* [TASK INPUT]
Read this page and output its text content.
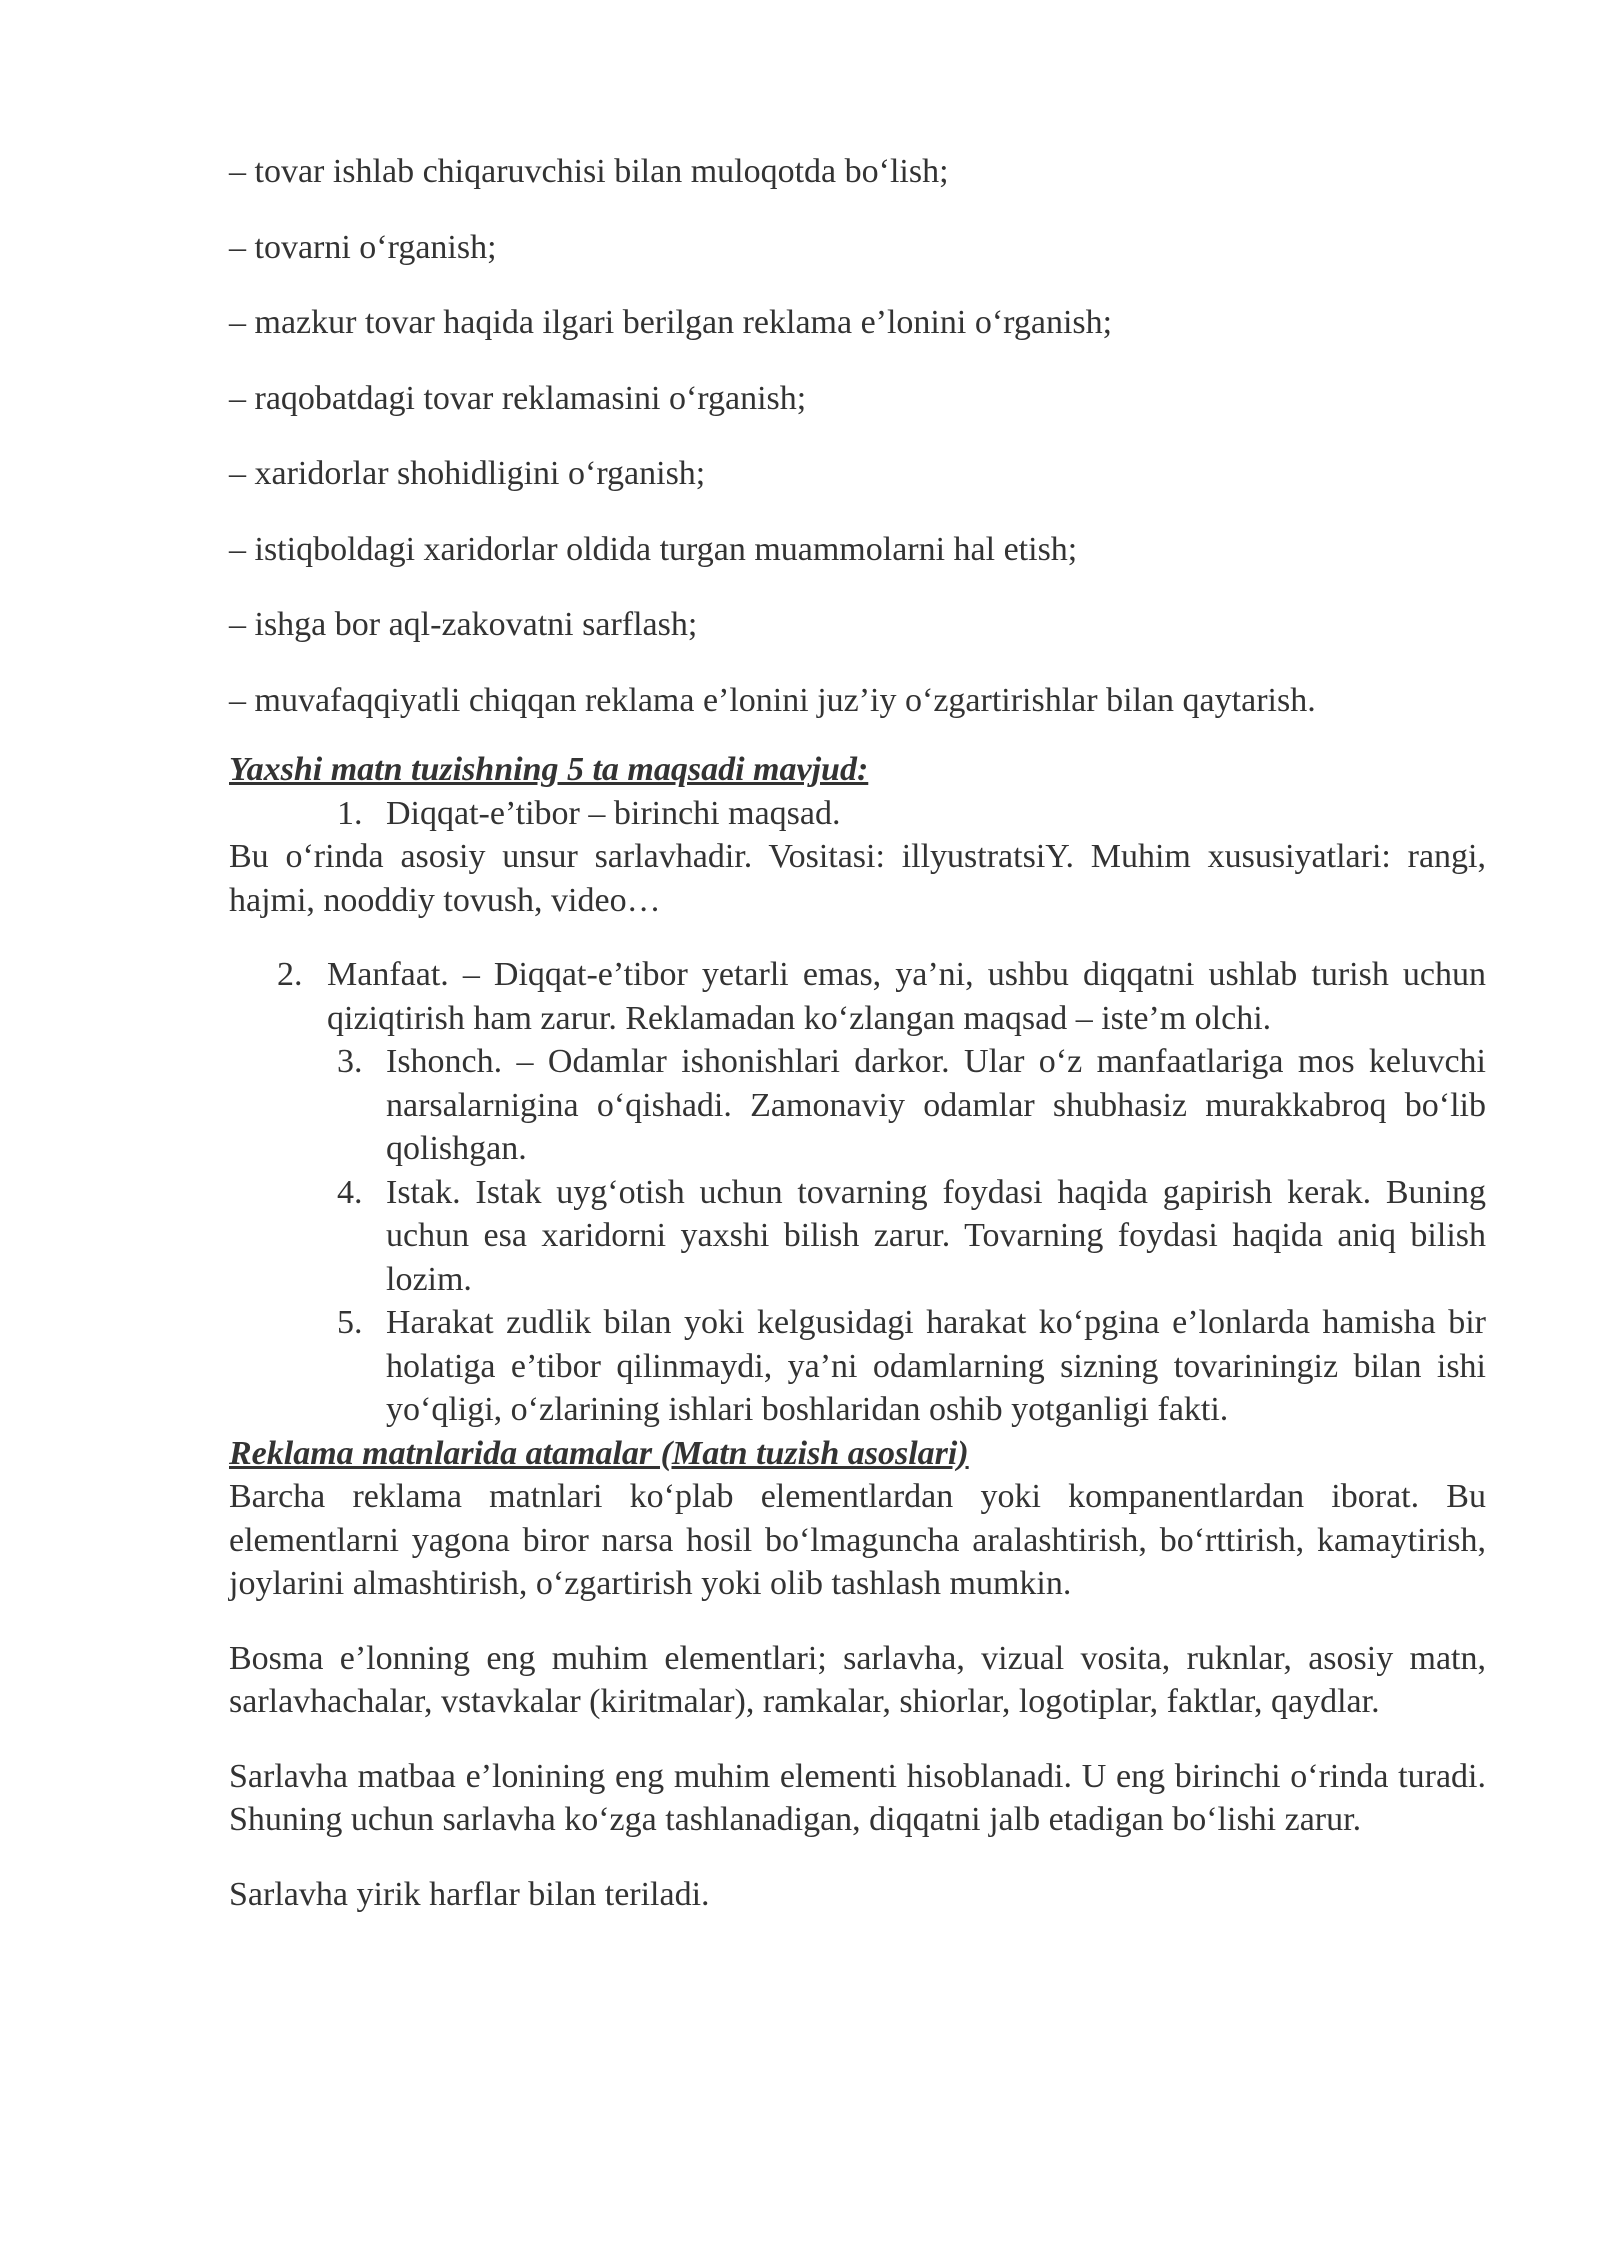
– tovar ishlab chiqaruvchisi bilan muloqotda bo‘lish;

– tovarni o‘rganish;

– mazkur tovar haqida ilgari berilgan reklama e’lonini o‘rganish;

– raqobatdagi tovar reklamasini o‘rganish;

– xaridorlar shohidligini o‘rganish;

– istiqboldagi xaridorlar oldida turgan muammolarni hal etish;

– ishga bor aql-zakovatni sarflash;

– muvafaqqiyatli chiqqan reklama e’lonini juz’iy o‘zgartirishlar bilan qaytarish.

Yaxshi matn tuzishning 5 ta maqsadi mavjud:

1. Diqqat-e’tibor – birinchi maqsad.

Bu o‘rinda asosiy unsur sarlavhadir. Vositasi: illyustratsiY. Muhim xususiyatlari: rangi, hajmi, nooddiy tovush, video…

2. Manfaat. – Diqqat-e’tibor yetarli emas, ya’ni, ushbu diqqatni ushlab turish uchun qiziqtirish ham zarur. Reklamadan ko‘zlangan maqsad – iste’m olchi.

3. Ishonch. – Odamlar ishonishlari darkor. Ular o‘z manfaatlariga mos keluvchi narsalarnigina o‘qishadi. Zamonaviy odamlar shubhasiz murakkabroq bo‘lib qolishgan.

4. Istak. Istak uyg‘otish uchun tovarning foydasi haqida gapirish kerak. Buning uchun esa xaridorni yaxshi bilish zarur. Tovarning foydasi haqida aniq bilish lozim.

5. Harakat zudlik bilan yoki kelgusidagi harakat ko‘pgina e’lonlarda hamisha bir holatiga e’tibor qilinmaydi, ya’ni odamlarning sizning tovariningiz bilan ishi yo‘qligi, o‘zlarining ishlari boshlaridan oshib yotganligi fakti.

Reklama matnlarida atamalar (Matn tuzish asoslari)

Barcha reklama matnlari ko‘plab elementlardan yoki kompanentlardan iborat. Bu elementlarni yagona biror narsa hosil bo‘lmaguncha aralashtirish, bo‘rttirish, kamaytirish, joylarini almashtirish, o‘zgartirish yoki olib tashlash mumkin.

Bosma e’lonning eng muhim elementlari; sarlavha, vizual vosita, ruknlar, asosiy matn, sarlavhachalar, vstavkalar (kiritmalar), ramkalar, shiorlar, logotiplar, faktlar, qaydlar.

Sarlavha matbaa e’lonining eng muhim elementi hisoblanadi. U eng birinchi o‘rinda turadi. Shuning uchun sarlavha ko‘zga tashlanadigan, diqqatni jalb etadigan bo‘lishi zarur.

Sarlavha yirik harflar bilan teriladi.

* [WHAT IS NEEDED] Copy every line of the listing that includes the string "uchun".

* [COMPLETE OUTPUT]
2. Manfaat. – Diqqat-e’tibor yetarli emas, ya’ni, ushbu diqqatni ushlab turish uchun qiziqtirish ham zarur. Reklamadan ko‘zlangan maqsad – iste’m olchi.
4. Istak. Istak uyg‘otish uchun tovarning foydasi haqida gapirish kerak. Buning uchun esa xaridorni yaxshi bilish zarur. Tovarning foydasi haqida aniq bilish lozim.
Sarlavha matbaa e’lonining eng muhim elementi hisoblanadi. U eng birinchi o‘rinda turadi. Shuning uchun sarlavha ko‘zga tashlanadigan, diqqatni jalb etadigan bo‘lishi zarur.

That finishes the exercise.